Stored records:
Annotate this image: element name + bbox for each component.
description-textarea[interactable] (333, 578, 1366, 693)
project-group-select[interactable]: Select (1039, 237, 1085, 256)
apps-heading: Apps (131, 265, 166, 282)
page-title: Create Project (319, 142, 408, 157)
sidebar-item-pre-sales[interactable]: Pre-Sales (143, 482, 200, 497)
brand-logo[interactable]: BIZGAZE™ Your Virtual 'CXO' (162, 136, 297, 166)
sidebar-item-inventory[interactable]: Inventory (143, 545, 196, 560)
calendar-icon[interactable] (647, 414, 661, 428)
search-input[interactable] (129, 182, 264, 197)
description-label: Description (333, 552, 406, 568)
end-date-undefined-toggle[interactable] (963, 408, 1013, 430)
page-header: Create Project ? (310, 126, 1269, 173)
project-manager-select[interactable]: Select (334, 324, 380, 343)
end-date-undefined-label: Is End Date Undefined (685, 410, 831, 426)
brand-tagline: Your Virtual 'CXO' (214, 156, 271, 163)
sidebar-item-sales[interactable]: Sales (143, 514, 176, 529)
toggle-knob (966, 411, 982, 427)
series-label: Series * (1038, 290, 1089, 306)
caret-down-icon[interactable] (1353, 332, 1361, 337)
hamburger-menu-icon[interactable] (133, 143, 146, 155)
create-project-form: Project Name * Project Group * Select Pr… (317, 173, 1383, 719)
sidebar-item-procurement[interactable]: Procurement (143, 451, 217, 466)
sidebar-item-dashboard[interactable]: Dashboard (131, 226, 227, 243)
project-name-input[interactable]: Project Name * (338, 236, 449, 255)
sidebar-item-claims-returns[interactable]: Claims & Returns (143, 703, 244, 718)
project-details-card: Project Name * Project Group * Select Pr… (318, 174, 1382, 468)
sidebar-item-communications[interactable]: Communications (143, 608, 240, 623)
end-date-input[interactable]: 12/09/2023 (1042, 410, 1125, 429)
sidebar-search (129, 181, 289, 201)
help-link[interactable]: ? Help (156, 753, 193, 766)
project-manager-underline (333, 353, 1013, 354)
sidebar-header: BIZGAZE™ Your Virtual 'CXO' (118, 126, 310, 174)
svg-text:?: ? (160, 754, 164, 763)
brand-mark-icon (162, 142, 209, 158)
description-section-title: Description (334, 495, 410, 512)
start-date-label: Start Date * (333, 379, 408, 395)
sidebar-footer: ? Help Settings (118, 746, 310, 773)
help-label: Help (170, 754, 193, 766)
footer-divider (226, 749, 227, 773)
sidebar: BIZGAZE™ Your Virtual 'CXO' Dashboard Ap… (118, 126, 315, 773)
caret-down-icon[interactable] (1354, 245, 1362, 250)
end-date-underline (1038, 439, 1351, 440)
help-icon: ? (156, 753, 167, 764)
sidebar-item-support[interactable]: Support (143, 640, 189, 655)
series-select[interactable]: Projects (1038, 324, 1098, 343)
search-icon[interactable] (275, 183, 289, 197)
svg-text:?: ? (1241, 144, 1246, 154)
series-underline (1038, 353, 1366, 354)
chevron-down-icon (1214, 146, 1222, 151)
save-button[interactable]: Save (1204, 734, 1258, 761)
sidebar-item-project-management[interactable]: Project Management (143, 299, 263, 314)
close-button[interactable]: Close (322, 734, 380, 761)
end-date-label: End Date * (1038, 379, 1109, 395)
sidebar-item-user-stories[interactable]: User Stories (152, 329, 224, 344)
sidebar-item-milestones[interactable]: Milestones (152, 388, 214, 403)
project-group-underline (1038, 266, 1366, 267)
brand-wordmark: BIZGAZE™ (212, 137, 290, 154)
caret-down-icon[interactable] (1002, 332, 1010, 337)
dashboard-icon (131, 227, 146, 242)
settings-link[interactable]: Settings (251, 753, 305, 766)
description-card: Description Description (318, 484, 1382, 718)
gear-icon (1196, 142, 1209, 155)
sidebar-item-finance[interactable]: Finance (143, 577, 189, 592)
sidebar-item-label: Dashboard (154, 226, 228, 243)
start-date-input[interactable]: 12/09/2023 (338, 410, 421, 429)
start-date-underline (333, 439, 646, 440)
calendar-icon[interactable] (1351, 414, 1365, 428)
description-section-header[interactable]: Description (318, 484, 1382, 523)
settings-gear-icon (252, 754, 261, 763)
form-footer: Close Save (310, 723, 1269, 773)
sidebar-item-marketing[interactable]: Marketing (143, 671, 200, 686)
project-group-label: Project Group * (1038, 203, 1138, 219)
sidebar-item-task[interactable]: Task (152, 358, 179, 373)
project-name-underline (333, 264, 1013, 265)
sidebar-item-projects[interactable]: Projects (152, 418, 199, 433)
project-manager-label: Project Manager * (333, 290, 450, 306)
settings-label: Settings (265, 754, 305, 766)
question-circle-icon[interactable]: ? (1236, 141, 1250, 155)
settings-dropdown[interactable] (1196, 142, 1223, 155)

» **Task requirements**: Rename "sidebar-item" to "nav-item" everywhere in the listing and reproduce every line, leaving all else untouched.

» **Exercise answer**:
Annotate this image: element name + bbox for each component.
description-textarea[interactable] (333, 578, 1366, 693)
project-group-select[interactable]: Select (1039, 237, 1085, 256)
apps-heading: Apps (131, 265, 166, 282)
page-title: Create Project (319, 142, 408, 157)
nav-item-pre-sales[interactable]: Pre-Sales (143, 482, 200, 497)
brand-logo[interactable]: BIZGAZE™ Your Virtual 'CXO' (162, 136, 297, 166)
nav-item-inventory[interactable]: Inventory (143, 545, 196, 560)
calendar-icon[interactable] (647, 414, 661, 428)
search-input[interactable] (129, 182, 264, 197)
description-label: Description (333, 552, 406, 568)
end-date-undefined-toggle[interactable] (963, 408, 1013, 430)
page-header: Create Project ? (310, 126, 1269, 173)
project-manager-select[interactable]: Select (334, 324, 380, 343)
end-date-undefined-label: Is End Date Undefined (685, 410, 831, 426)
brand-tagline: Your Virtual 'CXO' (214, 156, 271, 163)
nav-item-sales[interactable]: Sales (143, 514, 176, 529)
toggle-knob (966, 411, 982, 427)
series-label: Series * (1038, 290, 1089, 306)
caret-down-icon[interactable] (1353, 332, 1361, 337)
hamburger-menu-icon[interactable] (133, 143, 146, 155)
create-project-form: Project Name * Project Group * Select Pr… (317, 173, 1383, 719)
nav-item-procurement[interactable]: Procurement (143, 451, 217, 466)
nav-item-dashboard[interactable]: Dashboard (131, 226, 227, 243)
project-name-input[interactable]: Project Name * (338, 236, 449, 255)
nav-item-claims-returns[interactable]: Claims & Returns (143, 703, 244, 718)
project-details-card: Project Name * Project Group * Select Pr… (318, 174, 1382, 468)
nav-item-communications[interactable]: Communications (143, 608, 240, 623)
end-date-input[interactable]: 12/09/2023 (1042, 410, 1125, 429)
sidebar-search (129, 181, 289, 201)
help-link[interactable]: ? Help (156, 753, 193, 766)
project-manager-underline (333, 353, 1013, 354)
sidebar-header: BIZGAZE™ Your Virtual 'CXO' (118, 126, 310, 174)
svg-text:?: ? (160, 754, 164, 763)
brand-mark-icon (162, 142, 209, 158)
description-section-title: Description (334, 495, 410, 512)
start-date-label: Start Date * (333, 379, 408, 395)
sidebar-footer: ? Help Settings (118, 746, 310, 773)
help-label: Help (170, 754, 193, 766)
footer-divider (226, 749, 227, 773)
sidebar: BIZGAZE™ Your Virtual 'CXO' Dashboard Ap… (118, 126, 315, 773)
caret-down-icon[interactable] (1354, 245, 1362, 250)
end-date-underline (1038, 439, 1351, 440)
help-icon: ? (156, 753, 167, 764)
nav-item-support[interactable]: Support (143, 640, 189, 655)
series-select[interactable]: Projects (1038, 324, 1098, 343)
search-icon[interactable] (275, 183, 289, 197)
svg-text:?: ? (1241, 144, 1246, 154)
series-underline (1038, 353, 1366, 354)
chevron-down-icon (1214, 146, 1222, 151)
save-button[interactable]: Save (1204, 734, 1258, 761)
nav-item-project-management[interactable]: Project Management (143, 299, 263, 314)
close-button[interactable]: Close (322, 734, 380, 761)
end-date-label: End Date * (1038, 379, 1109, 395)
nav-item-user-stories[interactable]: User Stories (152, 329, 224, 344)
nav-item-milestones[interactable]: Milestones (152, 388, 214, 403)
project-group-underline (1038, 266, 1366, 267)
brand-wordmark: BIZGAZE™ (212, 137, 290, 154)
caret-down-icon[interactable] (1002, 332, 1010, 337)
dashboard-icon (131, 227, 146, 242)
settings-link[interactable]: Settings (251, 753, 305, 766)
description-card: Description Description (318, 484, 1382, 718)
gear-icon (1196, 142, 1209, 155)
nav-item-finance[interactable]: Finance (143, 577, 189, 592)
nav-item-label: Dashboard (154, 226, 228, 243)
start-date-input[interactable]: 12/09/2023 (338, 410, 421, 429)
start-date-underline (333, 439, 646, 440)
calendar-icon[interactable] (1351, 414, 1365, 428)
description-section-header[interactable]: Description (318, 484, 1382, 523)
settings-gear-icon (252, 754, 261, 763)
form-footer: Close Save (310, 723, 1269, 773)
nav-item-marketing[interactable]: Marketing (143, 671, 200, 686)
project-group-label: Project Group * (1038, 203, 1138, 219)
nav-item-task[interactable]: Task (152, 358, 179, 373)
project-name-underline (333, 264, 1013, 265)
nav-item-projects[interactable]: Projects (152, 418, 199, 433)
project-manager-label: Project Manager * (333, 290, 450, 306)
settings-label: Settings (265, 754, 305, 766)
question-circle-icon[interactable]: ? (1236, 141, 1250, 155)
settings-dropdown[interactable] (1196, 142, 1223, 155)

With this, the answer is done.